TASK DIRECTIONS → Update the material by changing every "meta-separator" to "meta-divider" and leaving everything else as it is. Omit the pictures from your answer.

Layout element annotations
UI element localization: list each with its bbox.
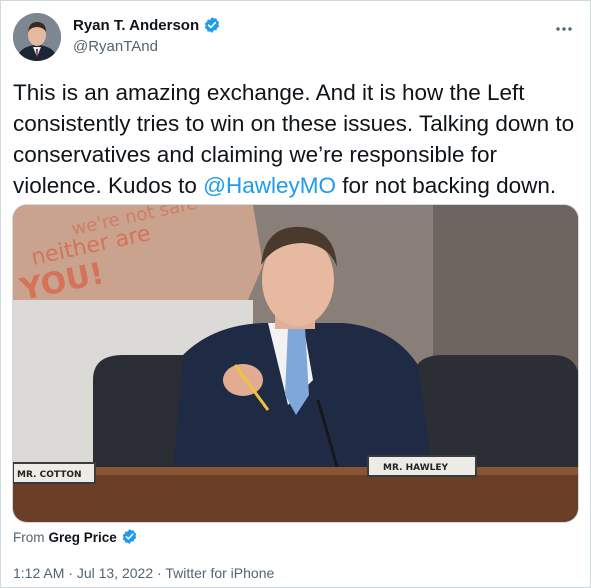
meta-separator: · bbox=[153, 565, 166, 581]
verified-badge-icon bbox=[203, 16, 221, 34]
tweet-time[interactable]: 1:12 AM bbox=[13, 565, 64, 581]
attribution-name[interactable]: Greg Price bbox=[49, 530, 117, 545]
media-video[interactable]: we're not safe neither are YOU! MR. COTT… bbox=[12, 204, 579, 523]
verified-badge-icon bbox=[121, 528, 139, 546]
tweet-header: Ryan T. Anderson @RyanTAnd bbox=[13, 13, 578, 63]
more-options-icon[interactable] bbox=[554, 19, 574, 39]
nameplate-right: MR. HAWLEY bbox=[383, 463, 449, 473]
tweet-text-end: for not backing down. bbox=[335, 173, 557, 198]
attribution-prefix: From bbox=[13, 529, 45, 545]
media-attribution: From Greg Price bbox=[13, 528, 139, 546]
tweet-date[interactable]: Jul 13, 2022 bbox=[77, 565, 153, 581]
mention-link[interactable]: @HawleyMO bbox=[203, 173, 336, 198]
tweet-source: Twitter for iPhone bbox=[165, 565, 275, 581]
meta-separator: · bbox=[64, 565, 77, 581]
name-row: Ryan T. Anderson bbox=[73, 16, 221, 34]
author-block: Ryan T. Anderson @RyanTAnd bbox=[73, 16, 221, 55]
nameplate-left: MR. COTTON bbox=[17, 470, 82, 480]
avatar-image bbox=[13, 13, 61, 61]
tweet-card: Ryan T. Anderson @RyanTAnd This is an am… bbox=[0, 0, 591, 588]
video-frame: we're not safe neither are YOU! MR. COTT… bbox=[13, 205, 578, 522]
avatar[interactable] bbox=[13, 13, 61, 61]
tweet-meta: 1:12 AM · Jul 13, 2022 · Twitter for iPh… bbox=[13, 565, 274, 581]
author-display-name[interactable]: Ryan T. Anderson bbox=[73, 17, 199, 34]
author-handle[interactable]: @RyanTAnd bbox=[73, 38, 221, 55]
tweet-text: This is an amazing exchange. And it is h… bbox=[13, 77, 578, 201]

RESPONSE TO THE EXERCISE →
UI element localization: list each with its bbox.
meta-divider: · bbox=[153, 565, 166, 581]
verified-badge-icon bbox=[203, 16, 221, 34]
tweet-time[interactable]: 1:12 AM bbox=[13, 565, 64, 581]
attribution-name[interactable]: Greg Price bbox=[49, 530, 117, 545]
media-video[interactable]: we're not safe neither are YOU! MR. COTT… bbox=[12, 204, 579, 523]
verified-badge-icon bbox=[121, 528, 139, 546]
tweet-header: Ryan T. Anderson @RyanTAnd bbox=[13, 13, 578, 63]
more-options-icon[interactable] bbox=[554, 19, 574, 39]
nameplate-right: MR. HAWLEY bbox=[383, 463, 449, 473]
tweet-text-end: for not backing down. bbox=[335, 173, 557, 198]
attribution-prefix: From bbox=[13, 529, 45, 545]
media-attribution: From Greg Price bbox=[13, 528, 139, 546]
tweet-date[interactable]: Jul 13, 2022 bbox=[77, 565, 153, 581]
mention-link[interactable]: @HawleyMO bbox=[203, 173, 336, 198]
tweet-source: Twitter for iPhone bbox=[165, 565, 275, 581]
meta-divider: · bbox=[64, 565, 77, 581]
name-row: Ryan T. Anderson bbox=[73, 16, 221, 34]
author-block: Ryan T. Anderson @RyanTAnd bbox=[73, 16, 221, 55]
nameplate-left: MR. COTTON bbox=[17, 470, 82, 480]
avatar-image bbox=[13, 13, 61, 61]
tweet-card: Ryan T. Anderson @RyanTAnd This is an am… bbox=[0, 0, 591, 588]
video-frame: we're not safe neither are YOU! MR. COTT… bbox=[13, 205, 578, 522]
avatar[interactable] bbox=[13, 13, 61, 61]
tweet-meta: 1:12 AM · Jul 13, 2022 · Twitter for iPh… bbox=[13, 565, 274, 581]
author-display-name[interactable]: Ryan T. Anderson bbox=[73, 17, 199, 34]
author-handle[interactable]: @RyanTAnd bbox=[73, 38, 221, 55]
tweet-text: This is an amazing exchange. And it is h… bbox=[13, 77, 578, 201]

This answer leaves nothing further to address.